Extrait du document:
• • •
La Paracha de Vayigach est un point de basculement à différents égards : Yossef se dévoile à ses frères, Ya'acov apprend que son fils Yossef est toujours vivant, la famille quitte Erets Israël pour s’installer en Égypte, Ya'acov et ses enfants sont à nouveau réunis etc.
Pour Ya'acov Avinou, l’annonce des retrouvailles avec son fils bien-aimé est un élément décisif pour sa vie spirituelle. En effet, depuis la disparition de son fils chéri, Ya'acov était empli d’une grande tristesse et d’un sentiment d’abattement qui faisaient obstacle à l’inspiration divine et au Roua'h Hakodech qui reposait sur lui jusqu’ici.
Notre texte nous dit que l’heureuse nouvelle de la bonne santé de Yossef a redonné vie à l’esprit du Patriarche et lui a permis de retrouver l’inspiration divine. Rachi note ainsi : L’esprit de Ya’acov revint à la vie (ch.45, 27) : La Chékhina, qui s’était retirée de lui (à cause de son état d’abattement), est revenue l’habiter.
Nos maîtres nous rappellent ainsi que la tristesse et l’abattement font obstacle de manière définitive à la prophétie, et à la spiritualité authentique telle qu’elle est souhaitée dans le judaïsme. C’est ce que l’on voit ici à propos de notre patriarche, ou encore au sujet de Moché Rabbénou, qui est resté longtemps abattu par la faute des explorateurs et ne pouvait plus prophétiser durant cette période (traité Ta'anit 30b).
• • •
Données enregistrées:
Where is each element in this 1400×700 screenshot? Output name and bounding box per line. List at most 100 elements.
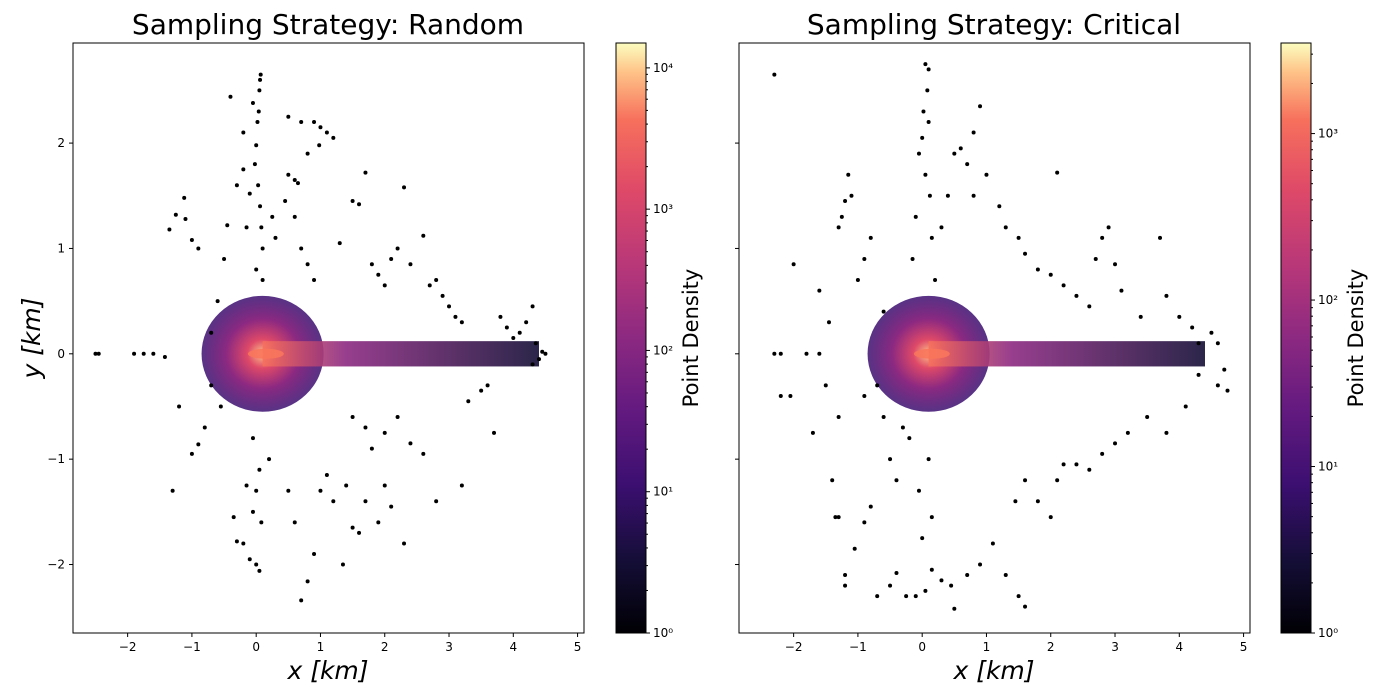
• • •
Recopiez à l'identique, dans l'extrait sur la Paracha de Vayigach, tout le passage allant de « Nos maîtres nous » jusqu'à « (traité Ta'anit 30b). » inclus. Le matériel fourni est indépendant de l'extrait.

Nos maîtres nous rappellent ainsi que la tristesse et l’abattement font obstacle de manière définitive à la prophétie, et à la spiritualité authentique telle qu’elle est souhaitée dans le judaïsme. C’est ce que l’on voit ici à propos de notre patriarche, ou encore au sujet de Moché Rabbénou, qui est resté longtemps abattu par la faute des explorateurs et ne pouvait plus prophétiser durant cette période (traité Ta'anit 30b).